= WORK REQUIRED =
Filter these entries, keeping only lines that hold the word "marker".

= EXTRACTED INFORMATION =
________________________________________

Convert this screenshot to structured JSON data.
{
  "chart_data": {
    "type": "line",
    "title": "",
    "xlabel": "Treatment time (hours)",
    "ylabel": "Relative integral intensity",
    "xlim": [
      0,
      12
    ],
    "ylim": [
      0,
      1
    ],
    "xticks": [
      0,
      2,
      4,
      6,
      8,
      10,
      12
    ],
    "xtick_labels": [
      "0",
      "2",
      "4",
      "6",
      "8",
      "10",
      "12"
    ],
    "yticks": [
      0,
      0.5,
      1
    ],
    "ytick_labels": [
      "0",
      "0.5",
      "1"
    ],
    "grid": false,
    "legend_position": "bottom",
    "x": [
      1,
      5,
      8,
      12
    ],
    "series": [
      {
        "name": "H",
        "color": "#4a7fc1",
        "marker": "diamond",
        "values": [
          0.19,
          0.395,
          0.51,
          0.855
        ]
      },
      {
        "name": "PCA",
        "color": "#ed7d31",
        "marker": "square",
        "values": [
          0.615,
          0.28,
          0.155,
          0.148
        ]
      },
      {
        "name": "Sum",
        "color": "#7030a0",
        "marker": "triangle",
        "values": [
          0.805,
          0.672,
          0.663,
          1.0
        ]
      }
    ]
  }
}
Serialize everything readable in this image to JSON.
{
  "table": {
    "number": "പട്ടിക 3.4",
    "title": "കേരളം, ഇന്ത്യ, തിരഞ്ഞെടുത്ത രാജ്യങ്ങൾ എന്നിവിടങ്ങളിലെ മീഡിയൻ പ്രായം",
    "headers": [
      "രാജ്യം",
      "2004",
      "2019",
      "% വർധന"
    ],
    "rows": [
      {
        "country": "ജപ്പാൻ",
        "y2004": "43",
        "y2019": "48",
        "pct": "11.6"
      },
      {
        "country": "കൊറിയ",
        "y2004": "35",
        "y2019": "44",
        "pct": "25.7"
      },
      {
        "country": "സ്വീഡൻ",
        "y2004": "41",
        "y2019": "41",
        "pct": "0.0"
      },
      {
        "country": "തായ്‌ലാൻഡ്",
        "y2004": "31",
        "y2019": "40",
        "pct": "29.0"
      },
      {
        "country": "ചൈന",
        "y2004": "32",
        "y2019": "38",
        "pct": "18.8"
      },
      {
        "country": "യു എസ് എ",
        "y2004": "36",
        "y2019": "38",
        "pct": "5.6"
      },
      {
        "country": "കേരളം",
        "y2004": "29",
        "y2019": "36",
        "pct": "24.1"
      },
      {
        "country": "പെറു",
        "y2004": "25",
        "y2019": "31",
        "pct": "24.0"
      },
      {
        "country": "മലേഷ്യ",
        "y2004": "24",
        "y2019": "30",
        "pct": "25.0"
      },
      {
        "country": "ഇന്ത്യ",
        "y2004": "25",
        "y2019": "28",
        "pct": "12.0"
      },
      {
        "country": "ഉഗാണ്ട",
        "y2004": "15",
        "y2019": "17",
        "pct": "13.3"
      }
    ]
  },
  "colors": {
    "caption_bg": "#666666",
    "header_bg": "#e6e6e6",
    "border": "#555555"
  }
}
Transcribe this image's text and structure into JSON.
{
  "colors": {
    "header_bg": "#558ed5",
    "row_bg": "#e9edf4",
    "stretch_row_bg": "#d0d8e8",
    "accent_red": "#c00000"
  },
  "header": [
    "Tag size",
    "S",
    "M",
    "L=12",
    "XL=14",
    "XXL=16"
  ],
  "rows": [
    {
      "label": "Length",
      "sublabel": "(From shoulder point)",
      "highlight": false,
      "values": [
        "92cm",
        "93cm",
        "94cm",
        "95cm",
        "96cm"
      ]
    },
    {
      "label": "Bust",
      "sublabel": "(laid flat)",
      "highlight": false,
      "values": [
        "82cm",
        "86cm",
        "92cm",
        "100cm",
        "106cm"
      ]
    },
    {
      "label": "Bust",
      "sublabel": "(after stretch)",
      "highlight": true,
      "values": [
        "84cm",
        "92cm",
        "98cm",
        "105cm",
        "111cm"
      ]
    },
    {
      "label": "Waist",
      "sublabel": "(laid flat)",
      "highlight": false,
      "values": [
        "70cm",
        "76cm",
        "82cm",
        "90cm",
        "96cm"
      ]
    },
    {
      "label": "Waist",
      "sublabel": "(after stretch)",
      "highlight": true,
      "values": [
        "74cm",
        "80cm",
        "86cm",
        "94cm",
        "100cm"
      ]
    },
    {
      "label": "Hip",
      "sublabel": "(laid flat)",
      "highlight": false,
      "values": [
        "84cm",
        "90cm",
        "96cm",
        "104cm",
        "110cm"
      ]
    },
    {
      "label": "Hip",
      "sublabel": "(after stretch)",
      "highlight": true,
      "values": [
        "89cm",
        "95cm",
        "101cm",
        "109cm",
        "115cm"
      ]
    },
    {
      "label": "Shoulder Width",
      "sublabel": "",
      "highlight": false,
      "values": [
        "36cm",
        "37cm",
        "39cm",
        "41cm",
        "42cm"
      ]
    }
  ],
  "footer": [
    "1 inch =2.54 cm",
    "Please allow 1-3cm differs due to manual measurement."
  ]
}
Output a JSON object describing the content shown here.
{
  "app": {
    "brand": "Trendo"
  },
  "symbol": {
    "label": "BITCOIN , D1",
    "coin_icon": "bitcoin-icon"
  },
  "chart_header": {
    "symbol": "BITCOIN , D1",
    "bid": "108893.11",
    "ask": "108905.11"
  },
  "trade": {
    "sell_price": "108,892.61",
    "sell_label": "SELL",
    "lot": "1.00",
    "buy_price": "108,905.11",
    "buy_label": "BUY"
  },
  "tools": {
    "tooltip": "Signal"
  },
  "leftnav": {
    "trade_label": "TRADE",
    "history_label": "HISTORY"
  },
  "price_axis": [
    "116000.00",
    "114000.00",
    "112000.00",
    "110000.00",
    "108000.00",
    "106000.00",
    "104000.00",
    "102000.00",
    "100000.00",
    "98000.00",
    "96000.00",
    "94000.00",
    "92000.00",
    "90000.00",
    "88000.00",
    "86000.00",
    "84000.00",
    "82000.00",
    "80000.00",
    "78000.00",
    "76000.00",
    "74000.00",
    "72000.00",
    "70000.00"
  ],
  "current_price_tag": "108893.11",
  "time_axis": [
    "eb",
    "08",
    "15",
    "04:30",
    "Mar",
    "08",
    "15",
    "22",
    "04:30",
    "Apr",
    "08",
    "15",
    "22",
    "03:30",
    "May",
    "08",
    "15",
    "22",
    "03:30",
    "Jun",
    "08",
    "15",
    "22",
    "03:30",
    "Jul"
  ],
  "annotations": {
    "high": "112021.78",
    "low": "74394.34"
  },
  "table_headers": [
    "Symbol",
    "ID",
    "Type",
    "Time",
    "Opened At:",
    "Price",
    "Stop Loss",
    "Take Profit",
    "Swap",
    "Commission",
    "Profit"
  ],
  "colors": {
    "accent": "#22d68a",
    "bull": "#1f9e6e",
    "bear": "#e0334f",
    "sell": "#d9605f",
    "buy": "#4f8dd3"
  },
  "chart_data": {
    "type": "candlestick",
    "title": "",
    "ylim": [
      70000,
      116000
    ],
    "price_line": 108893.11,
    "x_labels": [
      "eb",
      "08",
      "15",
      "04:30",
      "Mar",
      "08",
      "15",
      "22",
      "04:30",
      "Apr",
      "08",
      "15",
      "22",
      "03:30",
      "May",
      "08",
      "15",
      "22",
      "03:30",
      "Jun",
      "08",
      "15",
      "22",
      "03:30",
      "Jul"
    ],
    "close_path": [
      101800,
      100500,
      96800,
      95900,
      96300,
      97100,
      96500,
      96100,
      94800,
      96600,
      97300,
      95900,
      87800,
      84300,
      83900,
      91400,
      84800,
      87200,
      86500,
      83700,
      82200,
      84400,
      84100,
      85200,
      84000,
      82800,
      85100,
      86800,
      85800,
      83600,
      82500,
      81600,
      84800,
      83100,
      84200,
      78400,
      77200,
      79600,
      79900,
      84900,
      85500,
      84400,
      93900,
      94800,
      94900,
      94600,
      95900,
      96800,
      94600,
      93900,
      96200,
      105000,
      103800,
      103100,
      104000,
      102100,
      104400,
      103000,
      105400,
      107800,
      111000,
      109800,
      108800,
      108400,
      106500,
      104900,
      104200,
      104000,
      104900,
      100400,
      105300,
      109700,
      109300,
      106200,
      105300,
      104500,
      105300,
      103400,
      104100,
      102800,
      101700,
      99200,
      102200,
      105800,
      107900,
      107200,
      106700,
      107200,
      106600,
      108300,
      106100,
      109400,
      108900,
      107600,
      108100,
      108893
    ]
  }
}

________________________________________

= EXERCISE RESULT =
        "marker": "diamond",
        "marker": "square",
        "marker": "triangle",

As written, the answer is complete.